## AIM OF THE EXERCISE
In the material below, list every line carrying the string "entreprises".

## RECORDS FOR THIS EXERCISE
━━━━━━━━━━━━━━━━━━━━━━━━━━━━━━
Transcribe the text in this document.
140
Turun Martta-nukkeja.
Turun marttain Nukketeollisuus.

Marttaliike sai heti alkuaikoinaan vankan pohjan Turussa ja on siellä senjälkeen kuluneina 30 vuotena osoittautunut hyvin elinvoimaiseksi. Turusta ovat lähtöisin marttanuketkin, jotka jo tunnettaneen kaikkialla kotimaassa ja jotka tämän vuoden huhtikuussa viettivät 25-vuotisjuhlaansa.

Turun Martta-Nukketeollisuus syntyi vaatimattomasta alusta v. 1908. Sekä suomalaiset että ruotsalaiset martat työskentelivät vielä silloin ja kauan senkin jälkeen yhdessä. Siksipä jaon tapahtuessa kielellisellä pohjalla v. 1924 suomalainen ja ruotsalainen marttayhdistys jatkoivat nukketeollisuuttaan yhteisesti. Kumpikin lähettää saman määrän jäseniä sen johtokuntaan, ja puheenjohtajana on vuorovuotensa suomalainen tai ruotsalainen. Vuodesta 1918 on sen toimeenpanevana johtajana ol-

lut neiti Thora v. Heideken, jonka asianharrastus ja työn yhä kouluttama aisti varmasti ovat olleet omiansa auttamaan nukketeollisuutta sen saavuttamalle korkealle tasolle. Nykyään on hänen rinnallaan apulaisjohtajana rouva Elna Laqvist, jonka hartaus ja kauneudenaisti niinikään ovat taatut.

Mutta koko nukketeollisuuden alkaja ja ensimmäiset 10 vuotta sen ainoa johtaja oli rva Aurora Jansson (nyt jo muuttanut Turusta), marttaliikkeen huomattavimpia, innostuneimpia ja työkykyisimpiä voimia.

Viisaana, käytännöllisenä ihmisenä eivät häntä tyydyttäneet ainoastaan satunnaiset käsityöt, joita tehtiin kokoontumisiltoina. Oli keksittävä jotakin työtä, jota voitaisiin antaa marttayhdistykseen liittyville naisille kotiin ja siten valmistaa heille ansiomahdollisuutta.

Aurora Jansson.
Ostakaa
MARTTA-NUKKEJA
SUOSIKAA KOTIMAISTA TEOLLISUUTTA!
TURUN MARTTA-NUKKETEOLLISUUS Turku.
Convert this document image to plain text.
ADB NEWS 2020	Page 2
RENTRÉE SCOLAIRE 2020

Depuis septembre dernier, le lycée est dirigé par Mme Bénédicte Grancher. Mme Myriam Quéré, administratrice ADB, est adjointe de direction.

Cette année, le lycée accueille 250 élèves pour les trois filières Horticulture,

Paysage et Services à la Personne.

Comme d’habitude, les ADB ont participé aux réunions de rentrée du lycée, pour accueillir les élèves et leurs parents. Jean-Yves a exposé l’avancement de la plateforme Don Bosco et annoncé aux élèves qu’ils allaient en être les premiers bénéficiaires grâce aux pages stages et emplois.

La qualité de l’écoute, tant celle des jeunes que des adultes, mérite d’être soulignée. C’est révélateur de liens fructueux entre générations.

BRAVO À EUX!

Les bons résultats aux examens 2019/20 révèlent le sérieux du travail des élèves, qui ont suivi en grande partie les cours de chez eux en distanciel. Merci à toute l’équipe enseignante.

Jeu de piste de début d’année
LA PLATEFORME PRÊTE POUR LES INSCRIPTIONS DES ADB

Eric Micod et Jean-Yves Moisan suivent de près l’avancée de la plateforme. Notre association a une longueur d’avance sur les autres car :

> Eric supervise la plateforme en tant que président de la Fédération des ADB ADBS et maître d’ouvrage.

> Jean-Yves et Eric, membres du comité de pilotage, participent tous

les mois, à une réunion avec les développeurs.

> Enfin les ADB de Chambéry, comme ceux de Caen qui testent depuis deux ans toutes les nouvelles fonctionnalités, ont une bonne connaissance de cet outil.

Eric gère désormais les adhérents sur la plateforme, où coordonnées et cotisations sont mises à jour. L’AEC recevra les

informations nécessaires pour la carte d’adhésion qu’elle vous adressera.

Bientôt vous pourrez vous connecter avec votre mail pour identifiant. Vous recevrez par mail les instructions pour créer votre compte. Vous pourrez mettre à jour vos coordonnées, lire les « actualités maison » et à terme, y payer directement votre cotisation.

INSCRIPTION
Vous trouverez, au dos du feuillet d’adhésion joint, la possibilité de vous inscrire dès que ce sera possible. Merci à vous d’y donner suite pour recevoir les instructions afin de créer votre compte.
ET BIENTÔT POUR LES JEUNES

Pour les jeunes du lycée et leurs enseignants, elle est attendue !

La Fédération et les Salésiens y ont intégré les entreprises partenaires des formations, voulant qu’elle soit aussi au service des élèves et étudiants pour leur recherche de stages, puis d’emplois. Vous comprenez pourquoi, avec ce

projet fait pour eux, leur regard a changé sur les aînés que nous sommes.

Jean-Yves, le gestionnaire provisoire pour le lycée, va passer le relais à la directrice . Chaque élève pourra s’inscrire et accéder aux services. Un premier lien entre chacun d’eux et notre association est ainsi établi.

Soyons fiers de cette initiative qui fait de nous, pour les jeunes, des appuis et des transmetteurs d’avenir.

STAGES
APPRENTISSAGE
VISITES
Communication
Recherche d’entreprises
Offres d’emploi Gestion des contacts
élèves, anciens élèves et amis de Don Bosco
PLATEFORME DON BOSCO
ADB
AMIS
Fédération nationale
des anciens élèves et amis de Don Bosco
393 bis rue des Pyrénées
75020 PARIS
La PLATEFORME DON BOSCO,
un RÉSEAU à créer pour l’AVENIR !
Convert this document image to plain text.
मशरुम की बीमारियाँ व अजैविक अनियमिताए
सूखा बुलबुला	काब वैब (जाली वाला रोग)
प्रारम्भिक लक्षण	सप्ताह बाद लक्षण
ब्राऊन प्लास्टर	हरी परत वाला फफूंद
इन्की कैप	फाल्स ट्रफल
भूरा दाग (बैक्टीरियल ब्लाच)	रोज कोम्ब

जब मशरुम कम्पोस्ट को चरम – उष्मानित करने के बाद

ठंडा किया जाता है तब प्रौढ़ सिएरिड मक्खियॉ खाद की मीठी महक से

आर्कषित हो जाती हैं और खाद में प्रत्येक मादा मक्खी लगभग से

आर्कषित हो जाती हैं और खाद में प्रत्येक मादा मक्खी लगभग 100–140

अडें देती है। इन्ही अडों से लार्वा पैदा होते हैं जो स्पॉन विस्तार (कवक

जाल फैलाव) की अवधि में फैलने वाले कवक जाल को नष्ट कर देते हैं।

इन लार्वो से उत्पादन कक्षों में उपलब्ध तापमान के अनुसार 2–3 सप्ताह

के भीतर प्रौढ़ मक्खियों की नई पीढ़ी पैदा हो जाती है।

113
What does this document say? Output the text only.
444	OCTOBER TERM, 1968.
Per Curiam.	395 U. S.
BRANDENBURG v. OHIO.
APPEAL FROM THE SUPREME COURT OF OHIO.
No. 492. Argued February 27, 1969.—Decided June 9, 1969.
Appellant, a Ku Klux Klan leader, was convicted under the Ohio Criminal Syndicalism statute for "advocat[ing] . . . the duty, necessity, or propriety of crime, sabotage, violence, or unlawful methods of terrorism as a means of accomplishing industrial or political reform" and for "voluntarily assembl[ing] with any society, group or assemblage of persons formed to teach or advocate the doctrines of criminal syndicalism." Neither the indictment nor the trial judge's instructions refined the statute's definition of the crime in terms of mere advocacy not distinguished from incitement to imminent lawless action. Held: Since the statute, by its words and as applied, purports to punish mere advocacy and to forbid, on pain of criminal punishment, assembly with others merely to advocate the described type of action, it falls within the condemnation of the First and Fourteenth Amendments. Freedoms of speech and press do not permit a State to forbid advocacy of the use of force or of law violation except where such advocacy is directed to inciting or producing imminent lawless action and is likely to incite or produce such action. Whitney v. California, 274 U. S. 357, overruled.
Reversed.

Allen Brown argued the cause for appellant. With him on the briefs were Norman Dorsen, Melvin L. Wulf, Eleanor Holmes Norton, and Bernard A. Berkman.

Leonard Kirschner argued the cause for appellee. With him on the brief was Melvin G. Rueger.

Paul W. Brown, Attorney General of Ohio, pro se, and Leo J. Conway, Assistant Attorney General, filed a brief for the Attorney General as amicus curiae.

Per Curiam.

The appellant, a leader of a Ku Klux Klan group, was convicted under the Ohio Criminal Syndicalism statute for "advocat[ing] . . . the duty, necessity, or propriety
━━━━━━━━━━━━━━━━━━━━━━━━━━━━━━
## FULL OUTPUT
La Fédération et les Salésiens y ont intégré les entreprises partenaires des formations, voulant qu’elle soit aussi au service des élèves et étudiants pour leur recherche de stages, puis d’emplois. Vous comprenez pourquoi, avec ce
Recherche d’entreprises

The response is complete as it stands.